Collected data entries
┏━━

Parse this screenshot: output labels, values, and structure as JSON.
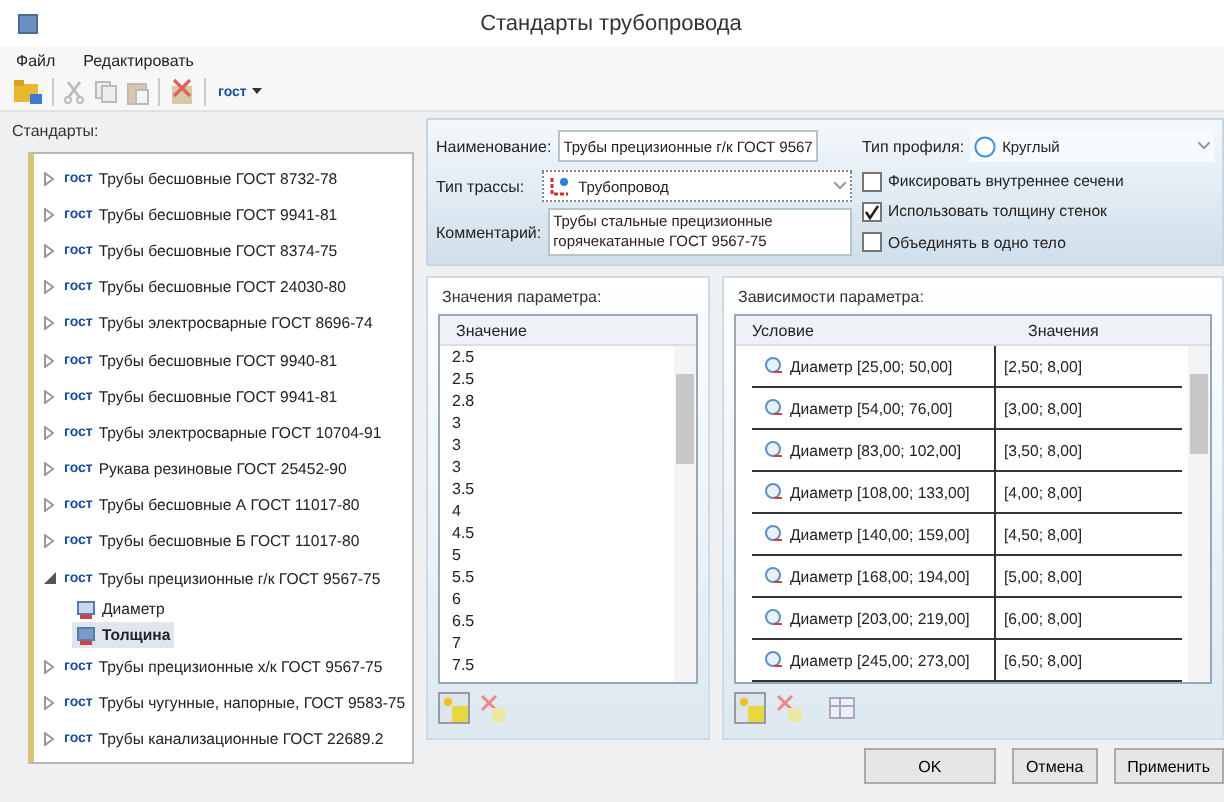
{
  "window": {
    "title": "Стандарты трубопровода"
  },
  "menu": [
    "Файл",
    "Редактировать"
  ],
  "toolbar": {
    "filter_label": "гост"
  },
  "standards": {
    "label": "Стандарты:",
    "items": [
      {
        "badge": "гост",
        "label": "Трубы бесшовные ГОСТ 8732-78",
        "expanded": false
      },
      {
        "badge": "гост",
        "label": "Трубы бесшовные ГОСТ 9941-81",
        "expanded": false
      },
      {
        "badge": "гост",
        "label": "Трубы бесшовные ГОСТ 8374-75",
        "expanded": false
      },
      {
        "badge": "гост",
        "label": "Трубы бесшовные ГОСТ 24030-80",
        "expanded": false
      },
      {
        "badge": "гост",
        "label": "Трубы электросварные ГОСТ 8696-74",
        "expanded": false
      },
      {
        "badge": "гост",
        "label": "Трубы бесшовные ГОСТ 9940-81",
        "expanded": false
      },
      {
        "badge": "гост",
        "label": "Трубы бесшовные ГОСТ 9941-81",
        "expanded": false
      },
      {
        "badge": "гост",
        "label": "Трубы электросварные ГОСТ 10704-91",
        "expanded": false
      },
      {
        "badge": "гост",
        "label": "Рукава резиновые ГОСТ 25452-90",
        "expanded": false
      },
      {
        "badge": "гост",
        "label": "Трубы бесшовные А ГОСТ 11017-80",
        "expanded": false
      },
      {
        "badge": "гост",
        "label": "Трубы бесшовные Б ГОСТ 11017-80",
        "expanded": false
      },
      {
        "badge": "гост",
        "label": "Трубы прецизионные г/к ГОСТ 9567-75",
        "expanded": true,
        "children": [
          {
            "label": "Диаметр",
            "selected": false
          },
          {
            "label": "Толщина",
            "selected": true
          }
        ]
      },
      {
        "badge": "гост",
        "label": "Трубы прецизионные х/к ГОСТ 9567-75",
        "expanded": false
      },
      {
        "badge": "гост",
        "label": "Трубы чугунные, напорные, ГОСТ 9583-75",
        "expanded": false
      },
      {
        "badge": "гост",
        "label": "Трубы канализационные ГОСТ 22689.2",
        "expanded": false
      }
    ]
  },
  "form": {
    "name_label": "Наименование:",
    "name_value": "Трубы прецизионные г/к ГОСТ 9567",
    "profile_label": "Тип профиля:",
    "profile_value": "Круглый",
    "route_label": "Тип трассы:",
    "route_value": "Трубопровод",
    "comment_label": "Комментарий:",
    "comment_value": "Трубы стальные прецизионные горячекатанные ГОСТ 9567-75",
    "options": [
      {
        "label": "Фиксировать внутреннее сечени",
        "checked": false
      },
      {
        "label": "Использовать толщину стенок",
        "checked": true
      },
      {
        "label": "Объединять в одно тело",
        "checked": false
      }
    ]
  },
  "values": {
    "label": "Значения параметра:",
    "column": "Значение",
    "rows": [
      "2.5",
      "2.5",
      "2.8",
      "3",
      "3",
      "3",
      "3.5",
      "4",
      "4.5",
      "5",
      "5.5",
      "6",
      "6.5",
      "7",
      "7.5"
    ]
  },
  "dependencies": {
    "label": "Зависимости параметра:",
    "columns": [
      "Условие",
      "Значения"
    ],
    "rows": [
      {
        "condition": "Диаметр [25,00; 50,00]",
        "value": "[2,50; 8,00]"
      },
      {
        "condition": "Диаметр [54,00; 76,00]",
        "value": "[3,00; 8,00]"
      },
      {
        "condition": "Диаметр [83,00; 102,00]",
        "value": "[3,50; 8,00]"
      },
      {
        "condition": "Диаметр [108,00; 133,00]",
        "value": "[4,00; 8,00]"
      },
      {
        "condition": "Диаметр [140,00; 159,00]",
        "value": "[4,50; 8,00]"
      },
      {
        "condition": "Диаметр [168,00; 194,00]",
        "value": "[5,00; 8,00]"
      },
      {
        "condition": "Диаметр [203,00; 219,00]",
        "value": "[6,00; 8,00]"
      },
      {
        "condition": "Диаметр [245,00; 273,00]",
        "value": "[6,50; 8,00]"
      }
    ]
  },
  "buttons": [
    "OK",
    "Отмена",
    "Применить"
  ]
}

┗━━

= Job =
Filter the data for the string "электросварные" and copy every line that has it.

= Finished task =
        "label": "Трубы электросварные ГОСТ 8696-74",
        "label": "Трубы электросварные ГОСТ 10704-91",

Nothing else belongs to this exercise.